» **How to complete this task**
Set down the material exactly. Keep every line.

» **Study material**
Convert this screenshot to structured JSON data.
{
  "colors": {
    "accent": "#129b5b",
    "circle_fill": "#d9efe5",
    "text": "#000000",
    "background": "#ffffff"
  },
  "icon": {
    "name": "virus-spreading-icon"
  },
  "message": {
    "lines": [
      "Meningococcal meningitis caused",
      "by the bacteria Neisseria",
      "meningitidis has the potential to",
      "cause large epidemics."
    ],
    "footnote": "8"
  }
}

» **Task output**
Convert this screenshot to structured JSON data.
{
  "colors": {
    "accent": "#129b5b",
    "circle_fill": "#d9efe5",
    "text": "#000000",
    "background": "#ffffff"
  },
  "icon": {
    "name": "virus-spreading-icon"
  },
  "message": {
    "lines": [
      "Meningococcal meningitis caused",
      "by the bacteria Neisseria",
      "meningitidis has the potential to",
      "cause large epidemics."
    ],
    "footnote": "8"
  }
}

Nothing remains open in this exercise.